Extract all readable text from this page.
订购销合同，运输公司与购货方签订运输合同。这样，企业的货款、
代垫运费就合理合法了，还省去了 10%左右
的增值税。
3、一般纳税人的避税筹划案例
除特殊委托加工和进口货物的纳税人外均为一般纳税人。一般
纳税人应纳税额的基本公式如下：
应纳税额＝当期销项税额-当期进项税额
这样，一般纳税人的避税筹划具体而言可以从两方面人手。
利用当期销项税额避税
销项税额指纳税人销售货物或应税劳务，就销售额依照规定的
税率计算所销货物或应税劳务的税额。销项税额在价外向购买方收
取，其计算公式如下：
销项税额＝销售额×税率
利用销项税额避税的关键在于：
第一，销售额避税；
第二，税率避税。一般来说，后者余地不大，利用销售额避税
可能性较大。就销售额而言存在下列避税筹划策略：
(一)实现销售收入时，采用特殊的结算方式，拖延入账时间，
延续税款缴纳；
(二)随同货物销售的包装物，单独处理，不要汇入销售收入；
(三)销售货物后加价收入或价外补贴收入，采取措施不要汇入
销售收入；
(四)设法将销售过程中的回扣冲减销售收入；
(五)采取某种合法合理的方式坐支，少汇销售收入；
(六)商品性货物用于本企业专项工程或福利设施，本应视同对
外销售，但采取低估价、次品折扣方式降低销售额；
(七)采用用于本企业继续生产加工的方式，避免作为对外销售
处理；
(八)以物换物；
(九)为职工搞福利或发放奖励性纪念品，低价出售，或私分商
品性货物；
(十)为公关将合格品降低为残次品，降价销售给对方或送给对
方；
+-------+
▸ Given instruction
Reproduce the data, keeping every line exactly the same.

▸ Exercise response
Extract all readable text from this page.
订购销合同，运输公司与购货方签订运输合同。这样，企业的货款、
代垫运费就合理合法了，还省去了 10%左右
的增值税。
3、一般纳税人的避税筹划案例
除特殊委托加工和进口货物的纳税人外均为一般纳税人。一般
纳税人应纳税额的基本公式如下：
应纳税额＝当期销项税额-当期进项税额
这样，一般纳税人的避税筹划具体而言可以从两方面人手。
利用当期销项税额避税
销项税额指纳税人销售货物或应税劳务，就销售额依照规定的
税率计算所销货物或应税劳务的税额。销项税额在价外向购买方收
取，其计算公式如下：
销项税额＝销售额×税率
利用销项税额避税的关键在于：
第一，销售额避税；
第二，税率避税。一般来说，后者余地不大，利用销售额避税
可能性较大。就销售额而言存在下列避税筹划策略：
(一)实现销售收入时，采用特殊的结算方式，拖延入账时间，
延续税款缴纳；
(二)随同货物销售的包装物，单独处理，不要汇入销售收入；
(三)销售货物后加价收入或价外补贴收入，采取措施不要汇入
销售收入；
(四)设法将销售过程中的回扣冲减销售收入；
(五)采取某种合法合理的方式坐支，少汇销售收入；
(六)商品性货物用于本企业专项工程或福利设施，本应视同对
外销售，但采取低估价、次品折扣方式降低销售额；
(七)采用用于本企业继续生产加工的方式，避免作为对外销售
处理；
(八)以物换物；
(九)为职工搞福利或发放奖励性纪念品，低价出售，或私分商
品性货物；
(十)为公关将合格品降低为残次品，降价销售给对方或送给对
方；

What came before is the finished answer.